• _Set exercise_
Word for word, print each line of the listing below; pictures stay out.

• _Entries from a visual dataset_
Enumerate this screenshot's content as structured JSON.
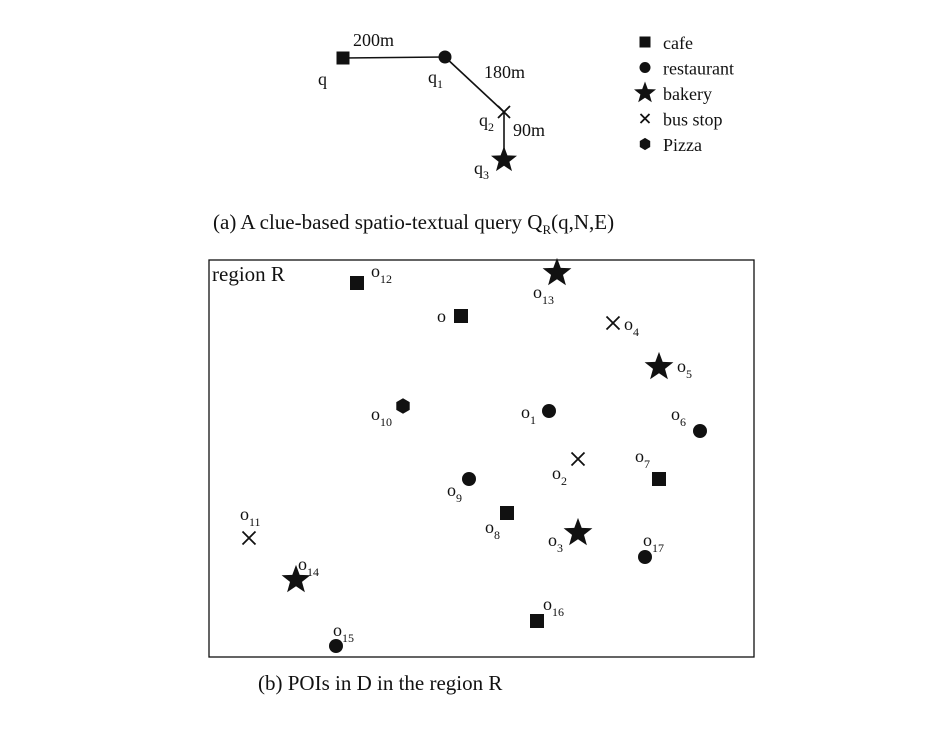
{
  "query": {
    "nodes": [
      {
        "id": "q",
        "name": "q",
        "sub": "",
        "kind": "cafe"
      },
      {
        "id": "q1",
        "name": "q",
        "sub": "1",
        "kind": "restaurant"
      },
      {
        "id": "q2",
        "name": "q",
        "sub": "2",
        "kind": "bus stop"
      },
      {
        "id": "q3",
        "name": "q",
        "sub": "3",
        "kind": "bakery"
      }
    ],
    "edges": [
      {
        "from": "q",
        "to": "q1",
        "label": "200m"
      },
      {
        "from": "q1",
        "to": "q2",
        "label": "180m"
      },
      {
        "from": "q2",
        "to": "q3",
        "label": "90m"
      }
    ]
  },
  "legend": [
    {
      "kind": "cafe",
      "label": "cafe"
    },
    {
      "kind": "restaurant",
      "label": "restaurant"
    },
    {
      "kind": "bakery",
      "label": "bakery"
    },
    {
      "kind": "bus stop",
      "label": "bus stop"
    },
    {
      "kind": "pizza",
      "label": "Pizza"
    }
  ],
  "caption_a": {
    "prefix": "(a) A clue-based spatio-textual query Q",
    "sub": "R",
    "suffix": "(q,N,E)"
  },
  "region": {
    "label": "region R"
  },
  "pois": [
    {
      "id": "o1",
      "name": "o",
      "sub": "1",
      "kind": "restaurant"
    },
    {
      "id": "o2",
      "name": "o",
      "sub": "2",
      "kind": "bus stop"
    },
    {
      "id": "o3",
      "name": "o",
      "sub": "3",
      "kind": "bakery"
    },
    {
      "id": "o4",
      "name": "o",
      "sub": "4",
      "kind": "bus stop"
    },
    {
      "id": "o5",
      "name": "o",
      "sub": "5",
      "kind": "bakery"
    },
    {
      "id": "o6",
      "name": "o",
      "sub": "6",
      "kind": "restaurant"
    },
    {
      "id": "o7",
      "name": "o",
      "sub": "7",
      "kind": "cafe"
    },
    {
      "id": "o8",
      "name": "o",
      "sub": "8",
      "kind": "cafe"
    },
    {
      "id": "o9",
      "name": "o",
      "sub": "9",
      "kind": "restaurant"
    },
    {
      "id": "o10",
      "name": "o",
      "sub": "10",
      "kind": "pizza"
    },
    {
      "id": "o11",
      "name": "o",
      "sub": "11",
      "kind": "bus stop"
    },
    {
      "id": "o12",
      "name": "o",
      "sub": "12",
      "kind": "cafe"
    },
    {
      "id": "o13",
      "name": "o",
      "sub": "13",
      "kind": "bakery"
    },
    {
      "id": "o14",
      "name": "o",
      "sub": "14",
      "kind": "bakery"
    },
    {
      "id": "o15",
      "name": "o",
      "sub": "15",
      "kind": "restaurant"
    },
    {
      "id": "o16",
      "name": "o",
      "sub": "16",
      "kind": "cafe"
    },
    {
      "id": "o17",
      "name": "o",
      "sub": "17",
      "kind": "restaurant"
    },
    {
      "id": "o18",
      "name": "o",
      "sub": "",
      "kind": "cafe"
    }
  ],
  "caption_b": "(b) POIs in D in the region R"
}
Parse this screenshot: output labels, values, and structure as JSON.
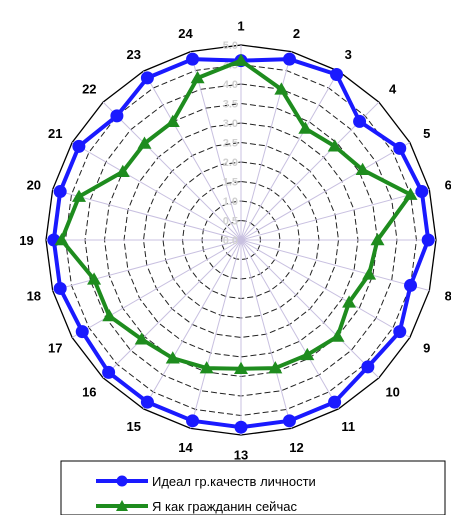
{
  "chart_data": {
    "type": "radar",
    "title": "",
    "categories": [
      "1",
      "2",
      "3",
      "4",
      "5",
      "6",
      "7",
      "8",
      "9",
      "10",
      "11",
      "12",
      "13",
      "14",
      "15",
      "16",
      "17",
      "18",
      "19",
      "20",
      "21",
      "22",
      "23",
      "24"
    ],
    "r_ticks": [
      "0.0",
      "0.5",
      "1.0",
      "1.5",
      "2.0",
      "2.5",
      "3.0",
      "3.5",
      "4.0",
      "4.5",
      "5.0"
    ],
    "r_range": [
      0,
      5.0
    ],
    "grid": true,
    "legend_position": "bottom",
    "series": [
      {
        "name": "Идеал гр.качеств личности",
        "color": "#1a1aff",
        "marker": "circle",
        "values": [
          4.6,
          4.8,
          4.9,
          4.3,
          4.7,
          4.8,
          4.8,
          4.5,
          4.7,
          4.6,
          4.8,
          4.8,
          4.8,
          4.8,
          4.8,
          4.8,
          4.7,
          4.8,
          4.8,
          4.8,
          4.8,
          4.5,
          4.8,
          4.8
        ]
      },
      {
        "name": "Я как гражданин сейчас",
        "color": "#1e8c1e",
        "marker": "triangle",
        "values": [
          4.6,
          4.0,
          3.3,
          3.4,
          3.6,
          4.5,
          3.5,
          3.4,
          3.2,
          3.5,
          3.4,
          3.4,
          3.3,
          3.4,
          3.5,
          3.6,
          3.9,
          3.9,
          4.6,
          4.3,
          3.5,
          3.5,
          3.5,
          4.3
        ]
      }
    ]
  }
}
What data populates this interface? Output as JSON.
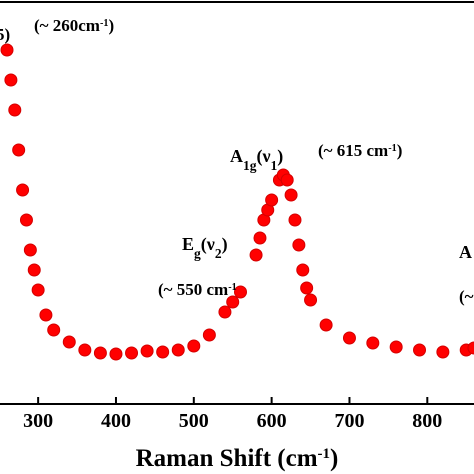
{
  "chart_data": {
    "type": "scatter",
    "x_label_runs": [
      {
        "text": "Raman Shift (cm"
      },
      {
        "text": "-1",
        "shift": "super"
      },
      {
        "text": ")"
      }
    ],
    "annotations": [
      {
        "runs": [
          {
            "text": "5)"
          }
        ]
      },
      {
        "runs": [
          {
            "text": "(~ 260cm"
          },
          {
            "text": "-1",
            "shift": "super"
          },
          {
            "text": ")"
          }
        ]
      },
      {
        "runs": [
          {
            "text": "A"
          },
          {
            "text": "1g",
            "shift": "sub"
          },
          {
            "text": "(ν"
          },
          {
            "text": "1",
            "shift": "sub"
          },
          {
            "text": ")"
          }
        ]
      },
      {
        "runs": [
          {
            "text": "(~ 615 cm"
          },
          {
            "text": "-1",
            "shift": "super"
          },
          {
            "text": ")"
          }
        ]
      },
      {
        "runs": [
          {
            "text": "E"
          },
          {
            "text": "g",
            "shift": "sub"
          },
          {
            "text": "(ν"
          },
          {
            "text": "2",
            "shift": "sub"
          },
          {
            "text": ")"
          }
        ]
      },
      {
        "runs": [
          {
            "text": "(~  550 cm"
          },
          {
            "text": "-1",
            "shift": "super"
          }
        ]
      },
      {
        "runs": [
          {
            "text": "A"
          }
        ]
      },
      {
        "runs": [
          {
            "text": "(~"
          }
        ]
      }
    ],
    "color": "#ff0000",
    "x": [
      260,
      265,
      270,
      275,
      280,
      285,
      290,
      295,
      300,
      310,
      320,
      340,
      360,
      380,
      400,
      420,
      440,
      460,
      480,
      500,
      520,
      540,
      550,
      560,
      580,
      585,
      590,
      595,
      600,
      610,
      615,
      620,
      625,
      630,
      635,
      640,
      645,
      650,
      670,
      700,
      730,
      760,
      790,
      820,
      850,
      860
    ],
    "values": [
      88.5,
      81,
      73.5,
      63.5,
      53.5,
      46,
      38.5,
      33.5,
      28.5,
      22.25,
      18.5,
      15.5,
      13.5,
      12.75,
      12.5,
      12.75,
      13.25,
      13,
      13.5,
      14.5,
      17.25,
      23,
      25.5,
      28,
      37.25,
      41.5,
      46,
      48.5,
      51,
      56,
      57.25,
      56,
      52.25,
      46,
      39.75,
      33.5,
      29,
      26,
      19.75,
      16.5,
      15.25,
      14.25,
      13.5,
      13,
      13.5,
      14
    ],
    "xlim": [
      251,
      860
    ],
    "ylim": [
      0,
      101
    ],
    "xticks": [
      300,
      400,
      500,
      600,
      700,
      800
    ]
  }
}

• _Answer in full_
Enumerate this screenshot's content as structured JSON.
{
  "query": {
    "nodes": [
      {
        "id": "q",
        "name": "q",
        "sub": "",
        "kind": "cafe"
      },
      {
        "id": "q1",
        "name": "q",
        "sub": "1",
        "kind": "restaurant"
      },
      {
        "id": "q2",
        "name": "q",
        "sub": "2",
        "kind": "bus stop"
      },
      {
        "id": "q3",
        "name": "q",
        "sub": "3",
        "kind": "bakery"
      }
    ],
    "edges": [
      {
        "from": "q",
        "to": "q1",
        "label": "200m"
      },
      {
        "from": "q1",
        "to": "q2",
        "label": "180m"
      },
      {
        "from": "q2",
        "to": "q3",
        "label": "90m"
      }
    ]
  },
  "legend": [
    {
      "kind": "cafe",
      "label": "cafe"
    },
    {
      "kind": "restaurant",
      "label": "restaurant"
    },
    {
      "kind": "bakery",
      "label": "bakery"
    },
    {
      "kind": "bus stop",
      "label": "bus stop"
    },
    {
      "kind": "pizza",
      "label": "Pizza"
    }
  ],
  "caption_a": {
    "prefix": "(a) A clue-based spatio-textual query Q",
    "sub": "R",
    "suffix": "(q,N,E)"
  },
  "region": {
    "label": "region R"
  },
  "pois": [
    {
      "id": "o1",
      "name": "o",
      "sub": "1",
      "kind": "restaurant"
    },
    {
      "id": "o2",
      "name": "o",
      "sub": "2",
      "kind": "bus stop"
    },
    {
      "id": "o3",
      "name": "o",
      "sub": "3",
      "kind": "bakery"
    },
    {
      "id": "o4",
      "name": "o",
      "sub": "4",
      "kind": "bus stop"
    },
    {
      "id": "o5",
      "name": "o",
      "sub": "5",
      "kind": "bakery"
    },
    {
      "id": "o6",
      "name": "o",
      "sub": "6",
      "kind": "restaurant"
    },
    {
      "id": "o7",
      "name": "o",
      "sub": "7",
      "kind": "cafe"
    },
    {
      "id": "o8",
      "name": "o",
      "sub": "8",
      "kind": "cafe"
    },
    {
      "id": "o9",
      "name": "o",
      "sub": "9",
      "kind": "restaurant"
    },
    {
      "id": "o10",
      "name": "o",
      "sub": "10",
      "kind": "pizza"
    },
    {
      "id": "o11",
      "name": "o",
      "sub": "11",
      "kind": "bus stop"
    },
    {
      "id": "o12",
      "name": "o",
      "sub": "12",
      "kind": "cafe"
    },
    {
      "id": "o13",
      "name": "o",
      "sub": "13",
      "kind": "bakery"
    },
    {
      "id": "o14",
      "name": "o",
      "sub": "14",
      "kind": "bakery"
    },
    {
      "id": "o15",
      "name": "o",
      "sub": "15",
      "kind": "restaurant"
    },
    {
      "id": "o16",
      "name": "o",
      "sub": "16",
      "kind": "cafe"
    },
    {
      "id": "o17",
      "name": "o",
      "sub": "17",
      "kind": "restaurant"
    },
    {
      "id": "o18",
      "name": "o",
      "sub": "",
      "kind": "cafe"
    }
  ],
  "caption_b": "(b) POIs in D in the region R"
}
Parse this screenshot: output labels, values, and structure as JSON.
{
  "chart_data": {
    "type": "radar",
    "title": "",
    "categories": [
      "1",
      "2",
      "3",
      "4",
      "5",
      "6",
      "7",
      "8",
      "9",
      "10",
      "11",
      "12",
      "13",
      "14",
      "15",
      "16",
      "17",
      "18",
      "19",
      "20",
      "21",
      "22",
      "23",
      "24"
    ],
    "r_ticks": [
      "0.0",
      "0.5",
      "1.0",
      "1.5",
      "2.0",
      "2.5",
      "3.0",
      "3.5",
      "4.0",
      "4.5",
      "5.0"
    ],
    "r_range": [
      0,
      5.0
    ],
    "grid": true,
    "legend_position": "bottom",
    "series": [
      {
        "name": "Идеал гр.качеств личности",
        "color": "#1a1aff",
        "marker": "circle",
        "values": [
          4.6,
          4.8,
          4.9,
          4.3,
          4.7,
          4.8,
          4.8,
          4.5,
          4.7,
          4.6,
          4.8,
          4.8,
          4.8,
          4.8,
          4.8,
          4.8,
          4.7,
          4.8,
          4.8,
          4.8,
          4.8,
          4.5,
          4.8,
          4.8
        ]
      },
      {
        "name": "Я как гражданин сейчас",
        "color": "#1e8c1e",
        "marker": "triangle",
        "values": [
          4.6,
          4.0,
          3.3,
          3.4,
          3.6,
          4.5,
          3.5,
          3.4,
          3.2,
          3.5,
          3.4,
          3.4,
          3.3,
          3.4,
          3.5,
          3.6,
          3.9,
          3.9,
          4.6,
          4.3,
          3.5,
          3.5,
          3.5,
          4.3
        ]
      }
    ]
  }
}
What data populates this interface? Output as JSON.
{
  "chart_data": {
    "type": "scatter",
    "x_label_runs": [
      {
        "text": "Raman Shift (cm"
      },
      {
        "text": "-1",
        "shift": "super"
      },
      {
        "text": ")"
      }
    ],
    "annotations": [
      {
        "runs": [
          {
            "text": "5)"
          }
        ]
      },
      {
        "runs": [
          {
            "text": "(~ 260cm"
          },
          {
            "text": "-1",
            "shift": "super"
          },
          {
            "text": ")"
          }
        ]
      },
      {
        "runs": [
          {
            "text": "A"
          },
          {
            "text": "1g",
            "shift": "sub"
          },
          {
            "text": "(ν"
          },
          {
            "text": "1",
            "shift": "sub"
          },
          {
            "text": ")"
          }
        ]
      },
      {
        "runs": [
          {
            "text": "(~ 615 cm"
          },
          {
            "text": "-1",
            "shift": "super"
          },
          {
            "text": ")"
          }
        ]
      },
      {
        "runs": [
          {
            "text": "E"
          },
          {
            "text": "g",
            "shift": "sub"
          },
          {
            "text": "(ν"
          },
          {
            "text": "2",
            "shift": "sub"
          },
          {
            "text": ")"
          }
        ]
      },
      {
        "runs": [
          {
            "text": "(~  550 cm"
          },
          {
            "text": "-1",
            "shift": "super"
          }
        ]
      },
      {
        "runs": [
          {
            "text": "A"
          }
        ]
      },
      {
        "runs": [
          {
            "text": "(~"
          }
        ]
      }
    ],
    "color": "#ff0000",
    "x": [
      260,
      265,
      270,
      275,
      280,
      285,
      290,
      295,
      300,
      310,
      320,
      340,
      360,
      380,
      400,
      420,
      440,
      460,
      480,
      500,
      520,
      540,
      550,
      560,
      580,
      585,
      590,
      595,
      600,
      610,
      615,
      620,
      625,
      630,
      635,
      640,
      645,
      650,
      670,
      700,
      730,
      760,
      790,
      820,
      850,
      860
    ],
    "values": [
      88.5,
      81,
      73.5,
      63.5,
      53.5,
      46,
      38.5,
      33.5,
      28.5,
      22.25,
      18.5,
      15.5,
      13.5,
      12.75,
      12.5,
      12.75,
      13.25,
      13,
      13.5,
      14.5,
      17.25,
      23,
      25.5,
      28,
      37.25,
      41.5,
      46,
      48.5,
      51,
      56,
      57.25,
      56,
      52.25,
      46,
      39.75,
      33.5,
      29,
      26,
      19.75,
      16.5,
      15.25,
      14.25,
      13.5,
      13,
      13.5,
      14
    ],
    "xlim": [
      251,
      860
    ],
    "ylim": [
      0,
      101
    ],
    "xticks": [
      300,
      400,
      500,
      600,
      700,
      800
    ]
  }
}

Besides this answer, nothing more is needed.